The exercise:
Copy out all the lines where "chia" shows up.

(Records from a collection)
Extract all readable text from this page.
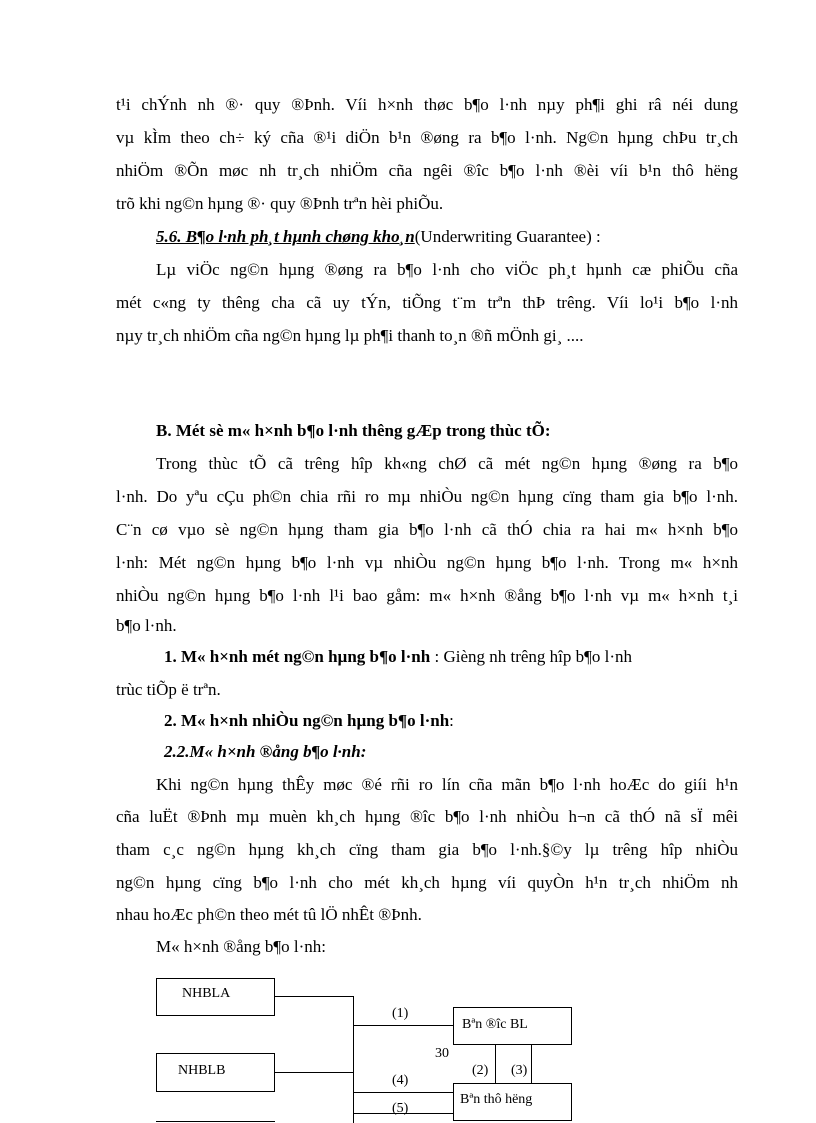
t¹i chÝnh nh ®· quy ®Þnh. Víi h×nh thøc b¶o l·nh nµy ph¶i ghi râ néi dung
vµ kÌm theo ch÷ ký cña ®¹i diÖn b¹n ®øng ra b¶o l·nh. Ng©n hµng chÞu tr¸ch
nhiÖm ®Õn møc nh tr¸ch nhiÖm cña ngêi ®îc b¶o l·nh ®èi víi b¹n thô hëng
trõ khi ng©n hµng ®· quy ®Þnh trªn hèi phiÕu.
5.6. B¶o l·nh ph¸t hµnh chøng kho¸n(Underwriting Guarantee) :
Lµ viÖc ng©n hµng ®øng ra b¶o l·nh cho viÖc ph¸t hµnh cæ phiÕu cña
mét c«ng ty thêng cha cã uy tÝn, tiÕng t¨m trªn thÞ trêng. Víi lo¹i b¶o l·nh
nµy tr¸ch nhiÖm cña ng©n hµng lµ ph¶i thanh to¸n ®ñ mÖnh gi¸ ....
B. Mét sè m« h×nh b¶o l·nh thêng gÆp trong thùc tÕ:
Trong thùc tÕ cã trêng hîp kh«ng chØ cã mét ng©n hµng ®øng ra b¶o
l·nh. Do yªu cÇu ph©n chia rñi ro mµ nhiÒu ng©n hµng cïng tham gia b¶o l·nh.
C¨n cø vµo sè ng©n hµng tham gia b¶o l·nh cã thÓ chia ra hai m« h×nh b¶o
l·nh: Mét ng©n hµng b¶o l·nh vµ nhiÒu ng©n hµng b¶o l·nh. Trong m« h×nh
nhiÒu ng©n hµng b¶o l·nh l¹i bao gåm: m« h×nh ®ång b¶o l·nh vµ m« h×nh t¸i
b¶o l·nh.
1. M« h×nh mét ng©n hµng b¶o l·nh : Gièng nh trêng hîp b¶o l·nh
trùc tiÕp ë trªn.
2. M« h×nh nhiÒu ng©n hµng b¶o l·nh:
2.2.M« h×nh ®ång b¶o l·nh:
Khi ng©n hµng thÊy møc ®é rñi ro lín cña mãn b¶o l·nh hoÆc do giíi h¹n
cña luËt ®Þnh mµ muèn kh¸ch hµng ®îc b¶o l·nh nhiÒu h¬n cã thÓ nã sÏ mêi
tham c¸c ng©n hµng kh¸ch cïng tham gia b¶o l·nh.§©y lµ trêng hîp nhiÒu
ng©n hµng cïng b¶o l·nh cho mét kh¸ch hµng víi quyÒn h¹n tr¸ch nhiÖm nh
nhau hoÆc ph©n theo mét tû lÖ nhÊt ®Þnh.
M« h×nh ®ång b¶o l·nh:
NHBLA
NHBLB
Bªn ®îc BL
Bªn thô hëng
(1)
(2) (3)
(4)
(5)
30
==
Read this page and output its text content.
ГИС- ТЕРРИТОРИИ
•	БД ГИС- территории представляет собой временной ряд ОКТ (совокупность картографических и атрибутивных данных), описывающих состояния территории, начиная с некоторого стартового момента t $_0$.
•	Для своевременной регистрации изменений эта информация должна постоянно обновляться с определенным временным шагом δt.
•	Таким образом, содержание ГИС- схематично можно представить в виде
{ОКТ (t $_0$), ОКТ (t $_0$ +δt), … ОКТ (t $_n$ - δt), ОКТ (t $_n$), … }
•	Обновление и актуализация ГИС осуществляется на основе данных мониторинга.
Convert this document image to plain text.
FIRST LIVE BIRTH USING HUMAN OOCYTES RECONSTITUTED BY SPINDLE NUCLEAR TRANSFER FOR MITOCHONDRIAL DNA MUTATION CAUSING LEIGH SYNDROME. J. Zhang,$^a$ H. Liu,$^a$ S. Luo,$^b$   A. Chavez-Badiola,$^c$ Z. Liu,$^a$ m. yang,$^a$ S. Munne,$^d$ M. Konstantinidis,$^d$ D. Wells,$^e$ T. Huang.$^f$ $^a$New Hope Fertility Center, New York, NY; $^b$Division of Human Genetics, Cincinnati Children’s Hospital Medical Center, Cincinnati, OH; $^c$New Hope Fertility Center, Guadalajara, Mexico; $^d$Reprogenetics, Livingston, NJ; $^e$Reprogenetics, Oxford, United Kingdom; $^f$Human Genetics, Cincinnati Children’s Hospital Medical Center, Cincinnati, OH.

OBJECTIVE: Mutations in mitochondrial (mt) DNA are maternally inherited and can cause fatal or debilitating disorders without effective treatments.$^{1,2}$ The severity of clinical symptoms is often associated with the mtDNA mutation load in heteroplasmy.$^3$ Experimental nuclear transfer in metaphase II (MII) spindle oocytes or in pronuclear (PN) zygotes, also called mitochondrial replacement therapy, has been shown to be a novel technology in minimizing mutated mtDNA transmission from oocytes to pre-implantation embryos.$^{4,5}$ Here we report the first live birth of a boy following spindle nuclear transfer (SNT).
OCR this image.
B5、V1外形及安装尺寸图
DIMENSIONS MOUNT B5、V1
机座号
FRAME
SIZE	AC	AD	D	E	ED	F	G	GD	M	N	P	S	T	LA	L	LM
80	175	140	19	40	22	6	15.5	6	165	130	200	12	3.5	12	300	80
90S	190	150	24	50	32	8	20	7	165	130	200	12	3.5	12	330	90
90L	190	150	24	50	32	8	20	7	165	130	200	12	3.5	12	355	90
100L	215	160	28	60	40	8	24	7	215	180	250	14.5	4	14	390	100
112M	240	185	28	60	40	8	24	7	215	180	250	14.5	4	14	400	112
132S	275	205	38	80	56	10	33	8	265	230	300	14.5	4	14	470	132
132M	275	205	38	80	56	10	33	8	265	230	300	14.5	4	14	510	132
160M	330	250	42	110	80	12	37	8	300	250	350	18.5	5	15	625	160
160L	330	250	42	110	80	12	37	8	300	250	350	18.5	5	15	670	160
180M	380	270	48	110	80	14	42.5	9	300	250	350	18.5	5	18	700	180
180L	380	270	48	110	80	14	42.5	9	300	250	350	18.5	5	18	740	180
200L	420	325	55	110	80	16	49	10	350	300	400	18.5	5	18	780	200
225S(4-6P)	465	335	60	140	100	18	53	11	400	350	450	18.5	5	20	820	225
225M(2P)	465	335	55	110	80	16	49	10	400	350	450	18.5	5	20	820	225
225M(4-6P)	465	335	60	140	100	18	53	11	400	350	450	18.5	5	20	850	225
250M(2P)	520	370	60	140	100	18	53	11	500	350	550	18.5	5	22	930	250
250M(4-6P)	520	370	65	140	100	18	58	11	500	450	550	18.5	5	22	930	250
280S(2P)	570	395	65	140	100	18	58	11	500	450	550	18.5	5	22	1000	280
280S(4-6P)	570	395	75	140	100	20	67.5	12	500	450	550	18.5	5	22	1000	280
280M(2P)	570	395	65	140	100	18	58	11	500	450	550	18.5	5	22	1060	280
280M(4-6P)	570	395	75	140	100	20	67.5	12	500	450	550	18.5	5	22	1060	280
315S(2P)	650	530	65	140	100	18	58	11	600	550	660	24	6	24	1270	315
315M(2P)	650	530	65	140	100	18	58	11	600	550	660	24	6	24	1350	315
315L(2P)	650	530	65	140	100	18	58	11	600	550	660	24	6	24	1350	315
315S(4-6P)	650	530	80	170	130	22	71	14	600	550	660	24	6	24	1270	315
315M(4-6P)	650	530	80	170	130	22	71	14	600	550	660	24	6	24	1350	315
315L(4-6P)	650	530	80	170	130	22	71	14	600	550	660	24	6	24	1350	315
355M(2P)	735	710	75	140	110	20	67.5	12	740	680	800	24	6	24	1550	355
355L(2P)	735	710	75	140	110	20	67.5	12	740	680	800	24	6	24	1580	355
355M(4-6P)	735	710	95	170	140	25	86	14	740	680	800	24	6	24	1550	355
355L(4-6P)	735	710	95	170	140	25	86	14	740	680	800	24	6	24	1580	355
==
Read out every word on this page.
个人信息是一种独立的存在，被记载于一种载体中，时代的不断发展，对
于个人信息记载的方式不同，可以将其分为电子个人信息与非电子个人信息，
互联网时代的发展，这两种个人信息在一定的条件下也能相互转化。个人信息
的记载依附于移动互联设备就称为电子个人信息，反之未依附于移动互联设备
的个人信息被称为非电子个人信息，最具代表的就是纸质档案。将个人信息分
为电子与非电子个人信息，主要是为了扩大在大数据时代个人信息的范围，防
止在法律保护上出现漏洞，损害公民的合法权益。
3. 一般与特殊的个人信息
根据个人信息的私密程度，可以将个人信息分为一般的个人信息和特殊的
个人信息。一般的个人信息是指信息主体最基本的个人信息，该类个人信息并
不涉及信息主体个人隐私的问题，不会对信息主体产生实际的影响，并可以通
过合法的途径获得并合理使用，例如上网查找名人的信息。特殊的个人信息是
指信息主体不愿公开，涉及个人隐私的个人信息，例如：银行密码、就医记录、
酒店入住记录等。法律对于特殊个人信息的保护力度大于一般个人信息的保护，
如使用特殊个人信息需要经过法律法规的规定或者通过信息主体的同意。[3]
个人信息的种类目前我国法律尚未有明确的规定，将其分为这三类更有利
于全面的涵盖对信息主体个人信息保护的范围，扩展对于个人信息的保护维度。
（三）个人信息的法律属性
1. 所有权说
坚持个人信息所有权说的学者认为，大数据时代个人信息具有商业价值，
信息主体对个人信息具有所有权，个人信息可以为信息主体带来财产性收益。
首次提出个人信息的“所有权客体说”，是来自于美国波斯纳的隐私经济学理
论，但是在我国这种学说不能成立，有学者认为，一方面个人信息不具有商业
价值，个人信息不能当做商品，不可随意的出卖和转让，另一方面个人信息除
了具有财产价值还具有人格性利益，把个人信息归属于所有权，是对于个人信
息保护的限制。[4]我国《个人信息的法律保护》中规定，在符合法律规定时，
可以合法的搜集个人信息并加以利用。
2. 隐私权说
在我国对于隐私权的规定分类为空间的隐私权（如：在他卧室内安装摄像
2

Complete response:
l·nh. Do yªu cÇu ph©n chia rñi ro mµ nhiÒu ng©n hµng cïng tham gia b¶o l·nh.
C¨n cø vµo sè ng©n hµng tham gia b¶o l·nh cã thÓ chia ra hai m« h×nh b¶o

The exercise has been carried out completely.